— start DATA FOR THIS TASK —
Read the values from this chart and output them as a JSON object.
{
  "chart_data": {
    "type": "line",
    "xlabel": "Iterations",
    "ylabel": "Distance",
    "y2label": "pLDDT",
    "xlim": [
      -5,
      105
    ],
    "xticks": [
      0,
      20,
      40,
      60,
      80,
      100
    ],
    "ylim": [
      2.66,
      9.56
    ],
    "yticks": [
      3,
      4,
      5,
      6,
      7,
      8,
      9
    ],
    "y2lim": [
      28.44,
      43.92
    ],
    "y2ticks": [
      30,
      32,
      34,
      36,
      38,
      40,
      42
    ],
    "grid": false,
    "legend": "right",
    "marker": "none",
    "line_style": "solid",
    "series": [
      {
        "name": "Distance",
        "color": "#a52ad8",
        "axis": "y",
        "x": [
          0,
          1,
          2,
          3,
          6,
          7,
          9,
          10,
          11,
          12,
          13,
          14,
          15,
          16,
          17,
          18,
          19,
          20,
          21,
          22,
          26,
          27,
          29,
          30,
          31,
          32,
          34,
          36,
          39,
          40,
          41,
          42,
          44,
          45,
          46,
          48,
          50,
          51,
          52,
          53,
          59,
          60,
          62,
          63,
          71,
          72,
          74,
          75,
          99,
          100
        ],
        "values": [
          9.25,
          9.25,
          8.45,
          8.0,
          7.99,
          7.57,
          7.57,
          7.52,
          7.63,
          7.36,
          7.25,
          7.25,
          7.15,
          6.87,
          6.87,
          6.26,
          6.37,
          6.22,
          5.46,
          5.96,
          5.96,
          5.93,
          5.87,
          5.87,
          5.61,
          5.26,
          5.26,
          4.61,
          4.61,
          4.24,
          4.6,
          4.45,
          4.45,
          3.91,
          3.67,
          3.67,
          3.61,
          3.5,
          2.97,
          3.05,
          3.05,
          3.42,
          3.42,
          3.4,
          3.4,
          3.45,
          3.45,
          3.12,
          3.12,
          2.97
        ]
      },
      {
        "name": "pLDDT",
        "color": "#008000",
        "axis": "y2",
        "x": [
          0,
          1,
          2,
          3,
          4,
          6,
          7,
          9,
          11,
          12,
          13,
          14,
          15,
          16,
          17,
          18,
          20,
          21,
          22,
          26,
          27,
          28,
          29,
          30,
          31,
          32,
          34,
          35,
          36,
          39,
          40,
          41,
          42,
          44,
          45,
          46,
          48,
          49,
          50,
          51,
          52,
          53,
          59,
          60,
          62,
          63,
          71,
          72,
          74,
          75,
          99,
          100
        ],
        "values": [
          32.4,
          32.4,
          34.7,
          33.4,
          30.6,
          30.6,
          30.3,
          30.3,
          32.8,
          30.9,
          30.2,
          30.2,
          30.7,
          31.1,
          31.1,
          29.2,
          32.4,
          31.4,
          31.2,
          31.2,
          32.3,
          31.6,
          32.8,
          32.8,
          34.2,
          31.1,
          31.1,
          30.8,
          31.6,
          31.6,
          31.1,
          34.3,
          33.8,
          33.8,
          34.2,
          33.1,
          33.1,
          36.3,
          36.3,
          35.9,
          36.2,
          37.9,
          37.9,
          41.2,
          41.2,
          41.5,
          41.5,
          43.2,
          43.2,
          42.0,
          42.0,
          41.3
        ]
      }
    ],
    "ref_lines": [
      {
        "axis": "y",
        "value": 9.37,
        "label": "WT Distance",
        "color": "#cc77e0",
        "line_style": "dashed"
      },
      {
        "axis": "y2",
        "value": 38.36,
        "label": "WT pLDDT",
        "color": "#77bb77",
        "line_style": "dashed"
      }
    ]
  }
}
— end DATA FOR THIS TASK —
TASK DETAILS:
Scan the material line by line and report each one that contains "Distance".

FULL RESPONSE:
    "ylabel": "Distance",
        "name": "Distance",
        "label": "WT Distance",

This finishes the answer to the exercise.